● **Prompt**:
Word for word, transcribe every line from the one holding "Transcribe the text in this document." through the end of the records, but not the pictures.

[Collection entries]
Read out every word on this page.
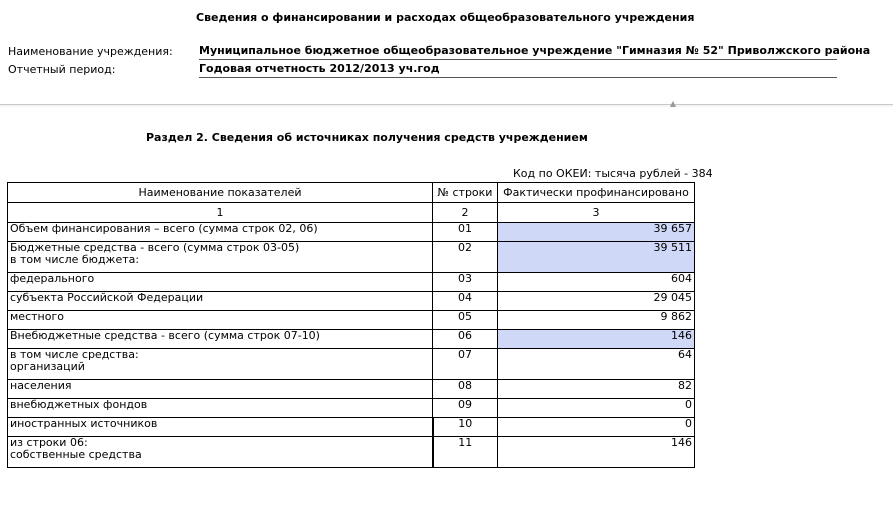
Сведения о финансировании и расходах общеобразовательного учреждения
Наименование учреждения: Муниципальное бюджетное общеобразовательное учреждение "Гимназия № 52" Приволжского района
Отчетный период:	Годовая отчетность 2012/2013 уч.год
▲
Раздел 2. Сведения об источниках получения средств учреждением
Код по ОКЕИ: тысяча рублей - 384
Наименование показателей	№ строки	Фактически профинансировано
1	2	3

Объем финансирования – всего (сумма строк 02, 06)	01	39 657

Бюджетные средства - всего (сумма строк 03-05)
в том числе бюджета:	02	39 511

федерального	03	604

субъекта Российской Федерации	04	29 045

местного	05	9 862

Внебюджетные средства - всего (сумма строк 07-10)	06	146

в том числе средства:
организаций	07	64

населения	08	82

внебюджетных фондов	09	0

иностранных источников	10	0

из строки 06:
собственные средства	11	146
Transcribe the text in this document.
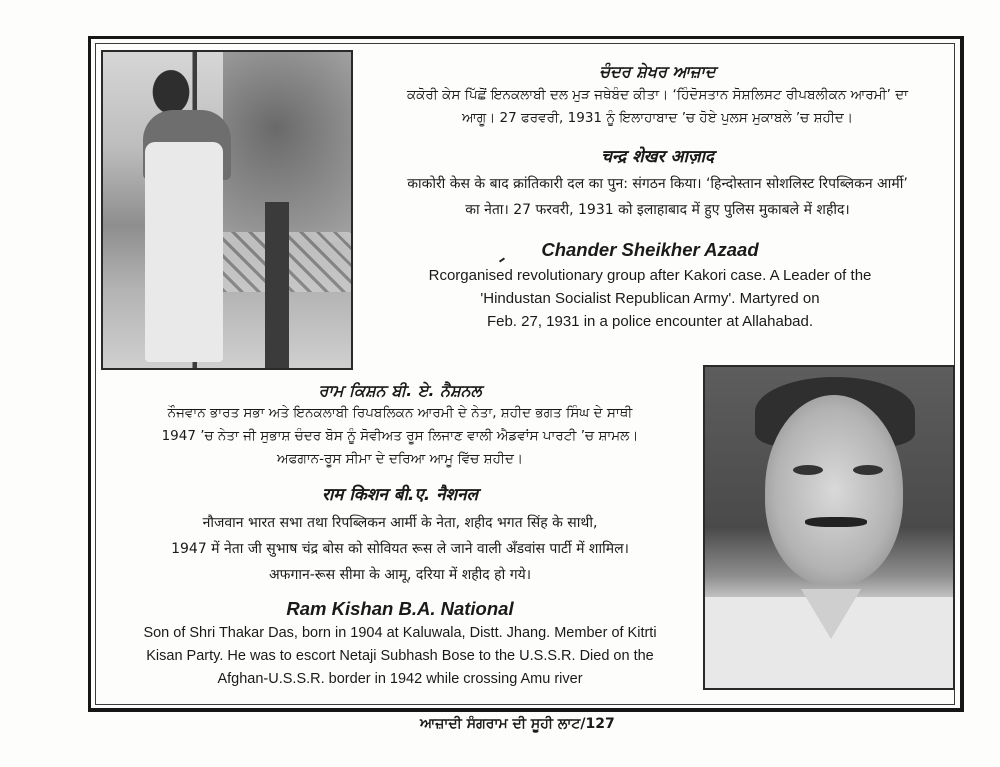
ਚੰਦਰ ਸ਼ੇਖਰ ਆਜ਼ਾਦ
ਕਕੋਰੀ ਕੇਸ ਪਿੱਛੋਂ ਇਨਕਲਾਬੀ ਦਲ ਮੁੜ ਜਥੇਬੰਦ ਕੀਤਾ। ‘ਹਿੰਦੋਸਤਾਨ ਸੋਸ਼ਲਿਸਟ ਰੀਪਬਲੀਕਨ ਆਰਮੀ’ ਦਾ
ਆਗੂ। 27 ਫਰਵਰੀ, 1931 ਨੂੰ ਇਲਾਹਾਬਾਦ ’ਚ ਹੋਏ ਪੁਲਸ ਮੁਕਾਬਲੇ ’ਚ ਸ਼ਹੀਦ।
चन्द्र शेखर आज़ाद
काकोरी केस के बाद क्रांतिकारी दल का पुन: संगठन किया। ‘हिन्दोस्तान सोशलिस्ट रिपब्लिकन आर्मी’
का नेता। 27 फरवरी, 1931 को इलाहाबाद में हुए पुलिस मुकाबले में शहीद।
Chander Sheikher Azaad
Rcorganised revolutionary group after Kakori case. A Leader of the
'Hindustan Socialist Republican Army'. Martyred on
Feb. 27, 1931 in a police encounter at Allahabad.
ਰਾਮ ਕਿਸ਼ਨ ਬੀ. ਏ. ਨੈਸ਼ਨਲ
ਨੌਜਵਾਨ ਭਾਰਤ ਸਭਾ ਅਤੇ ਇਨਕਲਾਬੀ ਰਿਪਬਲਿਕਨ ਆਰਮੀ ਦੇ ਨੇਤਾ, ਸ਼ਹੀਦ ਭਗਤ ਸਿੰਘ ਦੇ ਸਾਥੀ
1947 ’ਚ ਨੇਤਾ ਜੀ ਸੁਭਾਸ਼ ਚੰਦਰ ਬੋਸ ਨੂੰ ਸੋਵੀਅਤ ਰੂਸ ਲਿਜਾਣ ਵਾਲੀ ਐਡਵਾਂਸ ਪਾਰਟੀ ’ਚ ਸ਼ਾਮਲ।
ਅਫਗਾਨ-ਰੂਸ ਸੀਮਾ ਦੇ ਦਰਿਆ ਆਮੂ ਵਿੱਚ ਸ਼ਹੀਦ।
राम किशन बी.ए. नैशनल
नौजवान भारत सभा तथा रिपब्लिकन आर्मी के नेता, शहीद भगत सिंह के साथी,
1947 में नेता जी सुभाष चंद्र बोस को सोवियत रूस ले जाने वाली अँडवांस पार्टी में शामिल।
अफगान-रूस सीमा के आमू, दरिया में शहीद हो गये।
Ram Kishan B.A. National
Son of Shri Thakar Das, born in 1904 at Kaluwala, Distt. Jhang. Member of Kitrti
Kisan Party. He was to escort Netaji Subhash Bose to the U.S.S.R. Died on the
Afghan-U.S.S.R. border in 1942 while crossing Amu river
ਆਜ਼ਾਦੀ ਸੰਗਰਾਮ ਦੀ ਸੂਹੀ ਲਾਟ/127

● **Full solution**:
Transcribe the text in this document.
ਚੰਦਰ ਸ਼ੇਖਰ ਆਜ਼ਾਦ
ਕਕੋਰੀ ਕੇਸ ਪਿੱਛੋਂ ਇਨਕਲਾਬੀ ਦਲ ਮੁੜ ਜਥੇਬੰਦ ਕੀਤਾ। ‘ਹਿੰਦੋਸਤਾਨ ਸੋਸ਼ਲਿਸਟ ਰੀਪਬਲੀਕਨ ਆਰਮੀ’ ਦਾ
ਆਗੂ। 27 ਫਰਵਰੀ, 1931 ਨੂੰ ਇਲਾਹਾਬਾਦ ’ਚ ਹੋਏ ਪੁਲਸ ਮੁਕਾਬਲੇ ’ਚ ਸ਼ਹੀਦ।
चन्द्र शेखर आज़ाद
काकोरी केस के बाद क्रांतिकारी दल का पुन: संगठन किया। ‘हिन्दोस्तान सोशलिस्ट रिपब्लिकन आर्मी’
का नेता। 27 फरवरी, 1931 को इलाहाबाद में हुए पुलिस मुकाबले में शहीद।
Chander Sheikher Azaad
Rcorganised revolutionary group after Kakori case. A Leader of the
'Hindustan Socialist Republican Army'. Martyred on
Feb. 27, 1931 in a police encounter at Allahabad.
ਰਾਮ ਕਿਸ਼ਨ ਬੀ. ਏ. ਨੈਸ਼ਨਲ
ਨੌਜਵਾਨ ਭਾਰਤ ਸਭਾ ਅਤੇ ਇਨਕਲਾਬੀ ਰਿਪਬਲਿਕਨ ਆਰਮੀ ਦੇ ਨੇਤਾ, ਸ਼ਹੀਦ ਭਗਤ ਸਿੰਘ ਦੇ ਸਾਥੀ
1947 ’ਚ ਨੇਤਾ ਜੀ ਸੁਭਾਸ਼ ਚੰਦਰ ਬੋਸ ਨੂੰ ਸੋਵੀਅਤ ਰੂਸ ਲਿਜਾਣ ਵਾਲੀ ਐਡਵਾਂਸ ਪਾਰਟੀ ’ਚ ਸ਼ਾਮਲ।
ਅਫਗਾਨ-ਰੂਸ ਸੀਮਾ ਦੇ ਦਰਿਆ ਆਮੂ ਵਿੱਚ ਸ਼ਹੀਦ।
राम किशन बी.ए. नैशनल
नौजवान भारत सभा तथा रिपब्लिकन आर्मी के नेता, शहीद भगत सिंह के साथी,
1947 में नेता जी सुभाष चंद्र बोस को सोवियत रूस ले जाने वाली अँडवांस पार्टी में शामिल।
अफगान-रूस सीमा के आमू, दरिया में शहीद हो गये।
Ram Kishan B.A. National
Son of Shri Thakar Das, born in 1904 at Kaluwala, Distt. Jhang. Member of Kitrti
Kisan Party. He was to escort Netaji Subhash Bose to the U.S.S.R. Died on the
Afghan-U.S.S.R. border in 1942 while crossing Amu river
ਆਜ਼ਾਦੀ ਸੰਗਰਾਮ ਦੀ ਸੂਹੀ ਲਾਟ/127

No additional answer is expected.